Job:
Determine how many lines of the data below contain "content", then give only that number.

Excerpted data:
* * *

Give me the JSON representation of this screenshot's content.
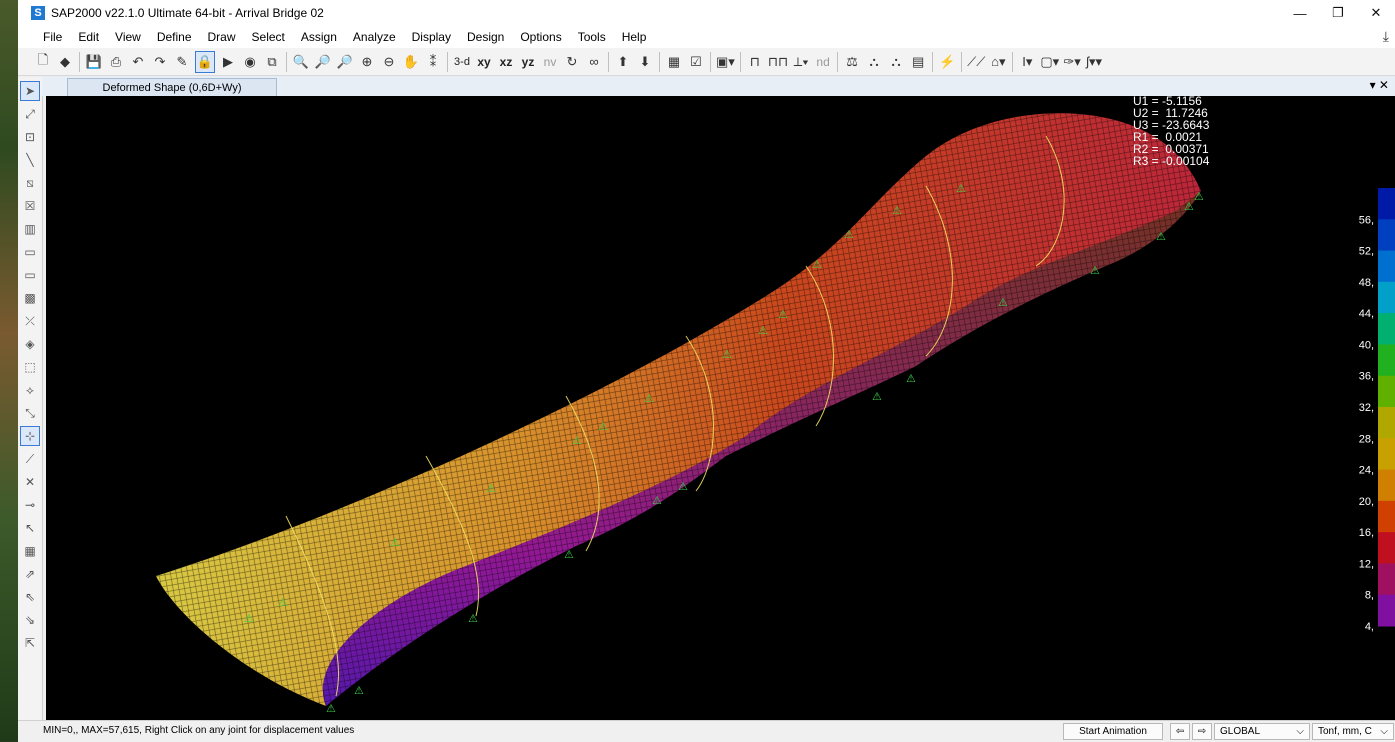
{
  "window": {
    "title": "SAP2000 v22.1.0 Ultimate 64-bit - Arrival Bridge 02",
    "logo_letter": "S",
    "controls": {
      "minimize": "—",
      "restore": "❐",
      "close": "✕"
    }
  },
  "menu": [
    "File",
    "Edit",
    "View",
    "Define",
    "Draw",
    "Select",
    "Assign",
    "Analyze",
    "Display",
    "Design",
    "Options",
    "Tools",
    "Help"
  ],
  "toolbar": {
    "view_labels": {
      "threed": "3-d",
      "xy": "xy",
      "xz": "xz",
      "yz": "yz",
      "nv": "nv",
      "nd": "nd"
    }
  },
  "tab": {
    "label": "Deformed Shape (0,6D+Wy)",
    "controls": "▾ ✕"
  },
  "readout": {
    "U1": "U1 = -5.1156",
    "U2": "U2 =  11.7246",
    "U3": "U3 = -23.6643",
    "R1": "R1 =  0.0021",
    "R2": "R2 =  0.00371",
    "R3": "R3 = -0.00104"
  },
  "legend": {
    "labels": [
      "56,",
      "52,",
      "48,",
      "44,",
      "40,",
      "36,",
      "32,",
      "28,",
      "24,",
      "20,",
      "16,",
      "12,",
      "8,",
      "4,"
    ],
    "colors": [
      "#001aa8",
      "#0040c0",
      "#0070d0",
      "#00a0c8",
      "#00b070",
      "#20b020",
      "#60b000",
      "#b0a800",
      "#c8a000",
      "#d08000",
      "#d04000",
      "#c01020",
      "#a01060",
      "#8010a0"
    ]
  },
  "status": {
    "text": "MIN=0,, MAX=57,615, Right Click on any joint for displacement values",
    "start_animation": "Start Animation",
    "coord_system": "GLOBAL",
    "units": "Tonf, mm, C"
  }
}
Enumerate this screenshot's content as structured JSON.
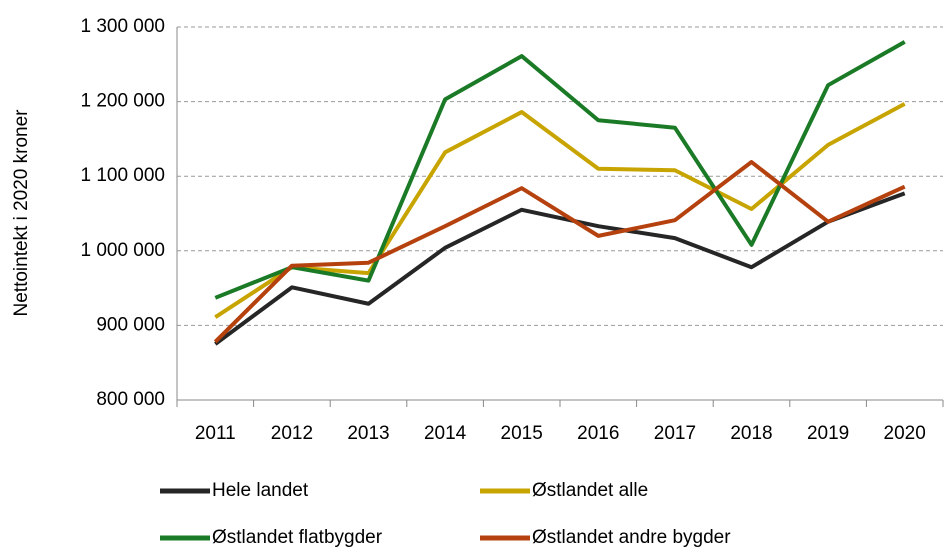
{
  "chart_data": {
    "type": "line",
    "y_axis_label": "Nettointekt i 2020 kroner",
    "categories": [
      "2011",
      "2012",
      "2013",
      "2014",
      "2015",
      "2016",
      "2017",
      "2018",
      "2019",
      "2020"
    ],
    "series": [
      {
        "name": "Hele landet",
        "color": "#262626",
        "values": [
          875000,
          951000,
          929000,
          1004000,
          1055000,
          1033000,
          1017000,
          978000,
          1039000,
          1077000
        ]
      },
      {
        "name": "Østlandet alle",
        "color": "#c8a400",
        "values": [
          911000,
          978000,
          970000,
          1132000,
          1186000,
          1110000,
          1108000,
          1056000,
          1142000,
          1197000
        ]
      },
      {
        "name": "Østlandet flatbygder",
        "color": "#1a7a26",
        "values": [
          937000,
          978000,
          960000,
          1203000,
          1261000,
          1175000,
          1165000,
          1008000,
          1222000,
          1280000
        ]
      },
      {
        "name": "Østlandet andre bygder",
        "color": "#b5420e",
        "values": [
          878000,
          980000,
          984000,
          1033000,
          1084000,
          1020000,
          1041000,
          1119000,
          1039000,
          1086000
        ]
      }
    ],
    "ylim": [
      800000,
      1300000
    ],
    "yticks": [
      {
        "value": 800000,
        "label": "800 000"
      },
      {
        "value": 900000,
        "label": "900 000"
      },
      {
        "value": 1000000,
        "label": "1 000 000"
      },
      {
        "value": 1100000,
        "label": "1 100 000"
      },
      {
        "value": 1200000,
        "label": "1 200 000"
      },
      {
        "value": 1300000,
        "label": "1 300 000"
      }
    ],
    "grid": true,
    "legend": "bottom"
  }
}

* * *

Result for this task:
2